> _DOCUMENT SECTION_
----

Maybe I am just weird, and I do have a disorder which makes me socially different from others, but I find it hard to focus my anger on a country or even a government. I can be angry at an individual such as a military dictator or George Bush, but the actions of a country on the behalf of a leader never cause me to feel angry at the country or government as a whole.

For one thing, do you really think all of the citizens of those countries support the wars they are taking part it? Secondly, I did not consider other cultures where war may be seen even as a good solution, and not just the nature of a few individuals in the society that happen to rise to power. But If a culture supports war then that is a learned nature and not one inherent to all humans. Example: 99% of the citizens of country X advocate war, and as a young child they are taught to be warriors and defend their beliefs. If a child of that ethnicity is brought to another country where war is not advocated they will not end up war-like in nature. The idea is that learned nature could be anything, and changes, meaning that it could one day become non-existent, while general human nature should be mostly universal, and never changes (other than with the evolution of our species)

p.s. You really enjoy philosophy don’t ya, bruno? :smile: I don’t know much about the ideas of any great philosophers, because they don’t teach that in a public high school, and I haven’t gone out of my way to learn it. I mostly go out of my way to learn about technology and programming, and occasionally science, but philosophy is great fun to talk about :happy:

not all of them, just the ones that did not join protest, or actively tried to contribute to their president’s impeachment, or at least stopped paying their taxes. democracy is an interesting thing: it means responsibility, not the lack thereof. if you support democracy, not only have you got to go with the majority, but you have to take responsibility for it. so whenever someone tells me “hey, i know, it sucks, but don’t blame me — i don’t agree with it!”, i’m forced to retort: “then what have you done to stop it?”. letting something happen without doing as much as lifting a finger is, in my opinion, supporting that thing. when hundreds of human lives are at play, so is waiting four years to have a shot at changing the scenario.

that’s an important distinction, point taken. if war is 100% nurture and 0% nature, then it most definitely isn’t necessary, it just so happens that humans have been nurturing their kids for war ever since we were a bunch of war mongering monkeys. this develops into two questions: how can you prove that war mongering is only induced by nurture; and can peace be possible in practice, that is, are humans able to even scratch the surface of an aspect of their nurture which has been present in almost every knwon culture in the past 19 000 years?

----

Dataset entries:

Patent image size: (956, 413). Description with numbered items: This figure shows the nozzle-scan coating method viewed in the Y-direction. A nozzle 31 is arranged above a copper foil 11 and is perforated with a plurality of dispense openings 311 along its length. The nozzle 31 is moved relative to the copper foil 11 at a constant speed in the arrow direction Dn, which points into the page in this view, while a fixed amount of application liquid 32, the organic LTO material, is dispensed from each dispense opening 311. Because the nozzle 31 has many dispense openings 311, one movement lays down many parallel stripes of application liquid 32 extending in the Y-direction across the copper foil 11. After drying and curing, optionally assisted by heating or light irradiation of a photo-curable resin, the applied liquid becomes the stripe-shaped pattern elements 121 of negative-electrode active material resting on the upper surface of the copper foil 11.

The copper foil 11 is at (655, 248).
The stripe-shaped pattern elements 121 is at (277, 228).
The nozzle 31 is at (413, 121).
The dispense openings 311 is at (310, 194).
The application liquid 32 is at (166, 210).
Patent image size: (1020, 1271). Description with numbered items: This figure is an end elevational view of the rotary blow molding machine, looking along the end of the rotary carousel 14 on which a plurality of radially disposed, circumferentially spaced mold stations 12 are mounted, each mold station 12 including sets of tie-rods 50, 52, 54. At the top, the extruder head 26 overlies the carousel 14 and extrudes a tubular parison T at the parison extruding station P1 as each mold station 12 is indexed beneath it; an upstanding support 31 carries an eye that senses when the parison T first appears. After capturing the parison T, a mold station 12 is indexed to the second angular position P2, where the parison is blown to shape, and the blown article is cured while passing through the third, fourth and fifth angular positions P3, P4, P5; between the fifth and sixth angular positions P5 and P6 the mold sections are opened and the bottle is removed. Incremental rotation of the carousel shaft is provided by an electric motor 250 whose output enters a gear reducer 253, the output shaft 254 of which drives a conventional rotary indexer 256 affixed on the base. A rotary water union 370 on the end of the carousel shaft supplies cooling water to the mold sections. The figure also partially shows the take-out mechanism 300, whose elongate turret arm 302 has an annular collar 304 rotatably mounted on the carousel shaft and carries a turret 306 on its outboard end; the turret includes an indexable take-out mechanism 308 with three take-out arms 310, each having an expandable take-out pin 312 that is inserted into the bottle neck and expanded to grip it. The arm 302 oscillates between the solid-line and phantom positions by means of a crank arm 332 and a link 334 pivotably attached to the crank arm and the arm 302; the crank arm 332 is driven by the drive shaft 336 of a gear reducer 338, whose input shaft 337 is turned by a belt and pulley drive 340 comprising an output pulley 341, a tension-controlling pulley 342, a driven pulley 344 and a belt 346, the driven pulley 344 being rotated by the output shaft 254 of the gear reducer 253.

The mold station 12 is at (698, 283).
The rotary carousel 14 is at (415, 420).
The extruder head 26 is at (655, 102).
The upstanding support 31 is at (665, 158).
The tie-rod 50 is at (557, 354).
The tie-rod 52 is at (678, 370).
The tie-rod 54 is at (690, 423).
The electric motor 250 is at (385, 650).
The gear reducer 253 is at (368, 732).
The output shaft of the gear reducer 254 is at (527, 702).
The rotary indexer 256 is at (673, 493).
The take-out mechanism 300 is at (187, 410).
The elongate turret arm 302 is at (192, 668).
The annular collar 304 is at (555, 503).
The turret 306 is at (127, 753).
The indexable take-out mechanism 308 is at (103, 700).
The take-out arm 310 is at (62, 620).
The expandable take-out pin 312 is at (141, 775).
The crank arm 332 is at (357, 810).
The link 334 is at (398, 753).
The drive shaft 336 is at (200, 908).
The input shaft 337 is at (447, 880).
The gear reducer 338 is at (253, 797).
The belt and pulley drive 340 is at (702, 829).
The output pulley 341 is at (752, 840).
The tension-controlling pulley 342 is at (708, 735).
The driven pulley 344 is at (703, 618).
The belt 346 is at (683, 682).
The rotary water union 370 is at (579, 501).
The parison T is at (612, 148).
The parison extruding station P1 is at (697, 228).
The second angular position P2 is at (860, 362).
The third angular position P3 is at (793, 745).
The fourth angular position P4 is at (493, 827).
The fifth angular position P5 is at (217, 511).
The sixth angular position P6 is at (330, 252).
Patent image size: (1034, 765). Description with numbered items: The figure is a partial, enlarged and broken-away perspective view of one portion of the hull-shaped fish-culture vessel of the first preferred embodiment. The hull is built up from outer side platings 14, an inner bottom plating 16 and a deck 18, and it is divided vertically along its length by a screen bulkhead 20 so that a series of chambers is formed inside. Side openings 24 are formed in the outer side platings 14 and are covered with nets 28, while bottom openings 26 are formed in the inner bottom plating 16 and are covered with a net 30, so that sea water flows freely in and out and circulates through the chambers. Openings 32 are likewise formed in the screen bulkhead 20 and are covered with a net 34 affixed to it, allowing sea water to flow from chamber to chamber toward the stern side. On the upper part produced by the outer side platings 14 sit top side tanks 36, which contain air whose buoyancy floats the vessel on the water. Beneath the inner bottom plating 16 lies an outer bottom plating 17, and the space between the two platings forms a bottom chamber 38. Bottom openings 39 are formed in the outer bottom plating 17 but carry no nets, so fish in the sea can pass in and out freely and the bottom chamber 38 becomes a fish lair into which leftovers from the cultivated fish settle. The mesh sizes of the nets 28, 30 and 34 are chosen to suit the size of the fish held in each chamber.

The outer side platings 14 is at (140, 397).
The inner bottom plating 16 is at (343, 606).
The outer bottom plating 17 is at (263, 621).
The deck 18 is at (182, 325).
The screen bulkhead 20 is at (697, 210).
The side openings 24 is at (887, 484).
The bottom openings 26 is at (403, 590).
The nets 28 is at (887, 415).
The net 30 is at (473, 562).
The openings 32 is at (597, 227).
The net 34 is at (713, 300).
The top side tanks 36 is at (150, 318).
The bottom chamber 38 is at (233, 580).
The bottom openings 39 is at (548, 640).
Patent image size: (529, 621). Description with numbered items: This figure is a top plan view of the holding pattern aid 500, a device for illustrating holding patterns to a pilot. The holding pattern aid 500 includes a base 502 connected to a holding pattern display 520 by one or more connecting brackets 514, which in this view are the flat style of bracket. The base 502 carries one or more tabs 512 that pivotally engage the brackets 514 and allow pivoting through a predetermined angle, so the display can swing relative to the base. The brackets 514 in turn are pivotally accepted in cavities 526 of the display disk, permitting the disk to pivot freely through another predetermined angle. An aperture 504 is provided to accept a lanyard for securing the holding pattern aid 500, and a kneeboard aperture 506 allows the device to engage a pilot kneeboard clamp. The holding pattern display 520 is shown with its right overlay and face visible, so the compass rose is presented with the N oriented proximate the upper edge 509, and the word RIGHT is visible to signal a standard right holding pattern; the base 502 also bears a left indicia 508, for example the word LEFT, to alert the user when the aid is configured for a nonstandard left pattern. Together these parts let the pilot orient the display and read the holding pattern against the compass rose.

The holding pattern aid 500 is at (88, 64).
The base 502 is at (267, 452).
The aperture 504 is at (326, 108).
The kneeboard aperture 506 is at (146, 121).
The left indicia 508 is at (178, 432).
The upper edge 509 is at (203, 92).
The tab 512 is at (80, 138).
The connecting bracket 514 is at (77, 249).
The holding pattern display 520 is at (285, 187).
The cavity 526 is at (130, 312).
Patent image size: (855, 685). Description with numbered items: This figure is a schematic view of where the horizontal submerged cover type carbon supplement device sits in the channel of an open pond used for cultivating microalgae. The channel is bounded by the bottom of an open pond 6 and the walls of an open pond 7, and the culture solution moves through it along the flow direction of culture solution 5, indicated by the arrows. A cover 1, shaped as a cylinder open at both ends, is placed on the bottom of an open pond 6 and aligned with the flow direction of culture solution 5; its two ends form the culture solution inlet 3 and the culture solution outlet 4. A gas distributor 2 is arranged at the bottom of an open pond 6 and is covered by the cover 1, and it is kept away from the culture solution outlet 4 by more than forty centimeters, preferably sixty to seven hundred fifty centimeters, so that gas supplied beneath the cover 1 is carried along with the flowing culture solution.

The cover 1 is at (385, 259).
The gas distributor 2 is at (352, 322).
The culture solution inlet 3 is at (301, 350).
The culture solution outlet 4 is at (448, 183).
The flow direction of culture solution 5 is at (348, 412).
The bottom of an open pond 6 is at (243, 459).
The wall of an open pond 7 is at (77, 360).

----

> _WRITTEN PROBLEM 1_
In the discussion about war and human nature, what does the writer say they mostly go out of their way to learn about?
> _WRITTEN PROBLEM 2_
Find every row that contains the word "pond" and copy each one in full. Case counts.
These rows have no connection to the discussion about war and human nature.

> _FULL RESPONSE 1_
Technology and programming, and occasionally science.

> _FULL RESPONSE 2_
Patent image size: (855, 685). Description with numbered items: This figure is a schematic view of where the horizontal submerged cover type carbon supplement device sits in the channel of an open pond used for cultivating microalgae. The channel is bounded by the bottom of an open pond 6 and the walls of an open pond 7, and the culture solution moves through it along the flow direction of culture solution 5, indicated by the arrows. A cover 1, shaped as a cylinder open at both ends, is placed on the bottom of an open pond 6 and aligned with the flow direction of culture solution 5; its two ends form the culture solution inlet 3 and the culture solution outlet 4. A gas distributor 2 is arranged at the bottom of an open pond 6 and is covered by the cover 1, and it is kept away from the culture solution outlet 4 by more than forty centimeters, preferably sixty to seven hundred fifty centimeters, so that gas supplied beneath the cover 1 is carried along with the flowing culture solution.
The bottom of an open pond 6 is at (243, 459).
The wall of an open pond 7 is at (77, 360).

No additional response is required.